▶ **INPUT DATA**
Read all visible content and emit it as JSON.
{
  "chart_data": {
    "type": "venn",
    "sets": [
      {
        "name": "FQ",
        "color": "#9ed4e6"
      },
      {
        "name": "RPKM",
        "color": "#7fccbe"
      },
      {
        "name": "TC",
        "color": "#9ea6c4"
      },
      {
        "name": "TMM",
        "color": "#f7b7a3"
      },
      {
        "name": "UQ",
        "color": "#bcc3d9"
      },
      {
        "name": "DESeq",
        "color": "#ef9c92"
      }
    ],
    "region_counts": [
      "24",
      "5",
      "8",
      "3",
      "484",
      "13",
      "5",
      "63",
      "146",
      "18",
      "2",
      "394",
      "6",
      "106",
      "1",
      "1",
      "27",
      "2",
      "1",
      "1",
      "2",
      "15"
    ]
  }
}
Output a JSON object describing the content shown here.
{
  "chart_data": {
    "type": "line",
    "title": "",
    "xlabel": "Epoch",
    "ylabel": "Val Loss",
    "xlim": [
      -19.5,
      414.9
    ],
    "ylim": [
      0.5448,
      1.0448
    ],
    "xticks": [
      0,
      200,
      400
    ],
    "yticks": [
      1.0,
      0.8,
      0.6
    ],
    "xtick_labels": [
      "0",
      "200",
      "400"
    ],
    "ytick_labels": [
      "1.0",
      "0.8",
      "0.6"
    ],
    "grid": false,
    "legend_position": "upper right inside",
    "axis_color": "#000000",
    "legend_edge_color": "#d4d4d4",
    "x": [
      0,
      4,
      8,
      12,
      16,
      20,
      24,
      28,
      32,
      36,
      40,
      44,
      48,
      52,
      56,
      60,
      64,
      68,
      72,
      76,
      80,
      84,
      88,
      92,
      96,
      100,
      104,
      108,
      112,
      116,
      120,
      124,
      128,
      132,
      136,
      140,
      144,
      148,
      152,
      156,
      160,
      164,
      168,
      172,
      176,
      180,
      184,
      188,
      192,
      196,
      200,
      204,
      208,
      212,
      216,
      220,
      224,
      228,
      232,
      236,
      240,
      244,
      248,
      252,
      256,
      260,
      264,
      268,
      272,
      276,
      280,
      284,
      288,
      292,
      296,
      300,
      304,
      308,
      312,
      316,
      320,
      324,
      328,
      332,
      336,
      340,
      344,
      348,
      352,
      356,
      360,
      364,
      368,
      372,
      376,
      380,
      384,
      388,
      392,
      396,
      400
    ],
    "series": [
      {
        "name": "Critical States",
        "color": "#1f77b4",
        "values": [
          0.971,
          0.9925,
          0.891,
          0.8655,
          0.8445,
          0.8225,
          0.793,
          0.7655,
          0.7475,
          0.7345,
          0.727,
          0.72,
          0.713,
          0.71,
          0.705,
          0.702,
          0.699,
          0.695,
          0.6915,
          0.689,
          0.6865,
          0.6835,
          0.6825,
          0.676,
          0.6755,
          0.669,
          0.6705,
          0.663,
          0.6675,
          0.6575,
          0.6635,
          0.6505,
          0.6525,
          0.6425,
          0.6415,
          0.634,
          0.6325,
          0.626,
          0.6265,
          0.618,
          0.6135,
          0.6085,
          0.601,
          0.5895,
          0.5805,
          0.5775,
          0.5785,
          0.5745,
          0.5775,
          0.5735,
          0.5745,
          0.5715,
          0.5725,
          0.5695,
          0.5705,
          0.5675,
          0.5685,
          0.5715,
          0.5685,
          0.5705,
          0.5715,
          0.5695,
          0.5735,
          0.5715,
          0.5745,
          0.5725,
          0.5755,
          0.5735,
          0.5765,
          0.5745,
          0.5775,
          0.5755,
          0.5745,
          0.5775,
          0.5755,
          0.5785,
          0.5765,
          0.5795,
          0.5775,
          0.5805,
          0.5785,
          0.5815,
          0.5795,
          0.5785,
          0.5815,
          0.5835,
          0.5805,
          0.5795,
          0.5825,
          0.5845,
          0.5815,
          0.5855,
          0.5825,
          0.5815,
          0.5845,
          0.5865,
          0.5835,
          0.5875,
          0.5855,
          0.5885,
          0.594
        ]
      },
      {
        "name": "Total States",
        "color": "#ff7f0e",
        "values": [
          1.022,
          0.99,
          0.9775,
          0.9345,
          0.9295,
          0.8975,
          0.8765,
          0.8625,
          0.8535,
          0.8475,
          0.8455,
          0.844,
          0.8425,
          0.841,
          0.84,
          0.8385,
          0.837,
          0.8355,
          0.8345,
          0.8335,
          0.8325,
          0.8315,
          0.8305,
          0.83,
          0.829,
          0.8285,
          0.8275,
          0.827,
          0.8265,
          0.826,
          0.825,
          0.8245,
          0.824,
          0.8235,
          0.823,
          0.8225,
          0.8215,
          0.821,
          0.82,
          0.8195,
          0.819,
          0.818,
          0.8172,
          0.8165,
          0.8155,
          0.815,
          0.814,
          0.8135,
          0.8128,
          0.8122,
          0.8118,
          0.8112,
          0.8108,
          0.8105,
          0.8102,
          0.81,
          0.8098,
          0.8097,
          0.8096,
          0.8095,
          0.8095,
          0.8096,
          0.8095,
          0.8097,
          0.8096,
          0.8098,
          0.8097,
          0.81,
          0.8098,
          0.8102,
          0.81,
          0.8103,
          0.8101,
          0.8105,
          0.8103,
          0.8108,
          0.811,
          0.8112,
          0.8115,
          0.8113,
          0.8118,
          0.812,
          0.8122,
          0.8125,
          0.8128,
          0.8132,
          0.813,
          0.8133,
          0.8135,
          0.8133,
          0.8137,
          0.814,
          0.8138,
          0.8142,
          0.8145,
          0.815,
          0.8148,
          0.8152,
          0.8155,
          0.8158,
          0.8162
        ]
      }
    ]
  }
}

▶ **PROMPT**
Every record above needs to be repeated word for word.

▶ **COMPLETED TASK**
Read all visible content and emit it as JSON.
{
  "chart_data": {
    "type": "venn",
    "sets": [
      {
        "name": "FQ",
        "color": "#9ed4e6"
      },
      {
        "name": "RPKM",
        "color": "#7fccbe"
      },
      {
        "name": "TC",
        "color": "#9ea6c4"
      },
      {
        "name": "TMM",
        "color": "#f7b7a3"
      },
      {
        "name": "UQ",
        "color": "#bcc3d9"
      },
      {
        "name": "DESeq",
        "color": "#ef9c92"
      }
    ],
    "region_counts": [
      "24",
      "5",
      "8",
      "3",
      "484",
      "13",
      "5",
      "63",
      "146",
      "18",
      "2",
      "394",
      "6",
      "106",
      "1",
      "1",
      "27",
      "2",
      "1",
      "1",
      "2",
      "15"
    ]
  }
}
Output a JSON object describing the content shown here.
{
  "chart_data": {
    "type": "line",
    "title": "",
    "xlabel": "Epoch",
    "ylabel": "Val Loss",
    "xlim": [
      -19.5,
      414.9
    ],
    "ylim": [
      0.5448,
      1.0448
    ],
    "xticks": [
      0,
      200,
      400
    ],
    "yticks": [
      1.0,
      0.8,
      0.6
    ],
    "xtick_labels": [
      "0",
      "200",
      "400"
    ],
    "ytick_labels": [
      "1.0",
      "0.8",
      "0.6"
    ],
    "grid": false,
    "legend_position": "upper right inside",
    "axis_color": "#000000",
    "legend_edge_color": "#d4d4d4",
    "x": [
      0,
      4,
      8,
      12,
      16,
      20,
      24,
      28,
      32,
      36,
      40,
      44,
      48,
      52,
      56,
      60,
      64,
      68,
      72,
      76,
      80,
      84,
      88,
      92,
      96,
      100,
      104,
      108,
      112,
      116,
      120,
      124,
      128,
      132,
      136,
      140,
      144,
      148,
      152,
      156,
      160,
      164,
      168,
      172,
      176,
      180,
      184,
      188,
      192,
      196,
      200,
      204,
      208,
      212,
      216,
      220,
      224,
      228,
      232,
      236,
      240,
      244,
      248,
      252,
      256,
      260,
      264,
      268,
      272,
      276,
      280,
      284,
      288,
      292,
      296,
      300,
      304,
      308,
      312,
      316,
      320,
      324,
      328,
      332,
      336,
      340,
      344,
      348,
      352,
      356,
      360,
      364,
      368,
      372,
      376,
      380,
      384,
      388,
      392,
      396,
      400
    ],
    "series": [
      {
        "name": "Critical States",
        "color": "#1f77b4",
        "values": [
          0.971,
          0.9925,
          0.891,
          0.8655,
          0.8445,
          0.8225,
          0.793,
          0.7655,
          0.7475,
          0.7345,
          0.727,
          0.72,
          0.713,
          0.71,
          0.705,
          0.702,
          0.699,
          0.695,
          0.6915,
          0.689,
          0.6865,
          0.6835,
          0.6825,
          0.676,
          0.6755,
          0.669,
          0.6705,
          0.663,
          0.6675,
          0.6575,
          0.6635,
          0.6505,
          0.6525,
          0.6425,
          0.6415,
          0.634,
          0.6325,
          0.626,
          0.6265,
          0.618,
          0.6135,
          0.6085,
          0.601,
          0.5895,
          0.5805,
          0.5775,
          0.5785,
          0.5745,
          0.5775,
          0.5735,
          0.5745,
          0.5715,
          0.5725,
          0.5695,
          0.5705,
          0.5675,
          0.5685,
          0.5715,
          0.5685,
          0.5705,
          0.5715,
          0.5695,
          0.5735,
          0.5715,
          0.5745,
          0.5725,
          0.5755,
          0.5735,
          0.5765,
          0.5745,
          0.5775,
          0.5755,
          0.5745,
          0.5775,
          0.5755,
          0.5785,
          0.5765,
          0.5795,
          0.5775,
          0.5805,
          0.5785,
          0.5815,
          0.5795,
          0.5785,
          0.5815,
          0.5835,
          0.5805,
          0.5795,
          0.5825,
          0.5845,
          0.5815,
          0.5855,
          0.5825,
          0.5815,
          0.5845,
          0.5865,
          0.5835,
          0.5875,
          0.5855,
          0.5885,
          0.594
        ]
      },
      {
        "name": "Total States",
        "color": "#ff7f0e",
        "values": [
          1.022,
          0.99,
          0.9775,
          0.9345,
          0.9295,
          0.8975,
          0.8765,
          0.8625,
          0.8535,
          0.8475,
          0.8455,
          0.844,
          0.8425,
          0.841,
          0.84,
          0.8385,
          0.837,
          0.8355,
          0.8345,
          0.8335,
          0.8325,
          0.8315,
          0.8305,
          0.83,
          0.829,
          0.8285,
          0.8275,
          0.827,
          0.8265,
          0.826,
          0.825,
          0.8245,
          0.824,
          0.8235,
          0.823,
          0.8225,
          0.8215,
          0.821,
          0.82,
          0.8195,
          0.819,
          0.818,
          0.8172,
          0.8165,
          0.8155,
          0.815,
          0.814,
          0.8135,
          0.8128,
          0.8122,
          0.8118,
          0.8112,
          0.8108,
          0.8105,
          0.8102,
          0.81,
          0.8098,
          0.8097,
          0.8096,
          0.8095,
          0.8095,
          0.8096,
          0.8095,
          0.8097,
          0.8096,
          0.8098,
          0.8097,
          0.81,
          0.8098,
          0.8102,
          0.81,
          0.8103,
          0.8101,
          0.8105,
          0.8103,
          0.8108,
          0.811,
          0.8112,
          0.8115,
          0.8113,
          0.8118,
          0.812,
          0.8122,
          0.8125,
          0.8128,
          0.8132,
          0.813,
          0.8133,
          0.8135,
          0.8133,
          0.8137,
          0.814,
          0.8138,
          0.8142,
          0.8145,
          0.815,
          0.8148,
          0.8152,
          0.8155,
          0.8158,
          0.8162
        ]
      }
    ]
  }
}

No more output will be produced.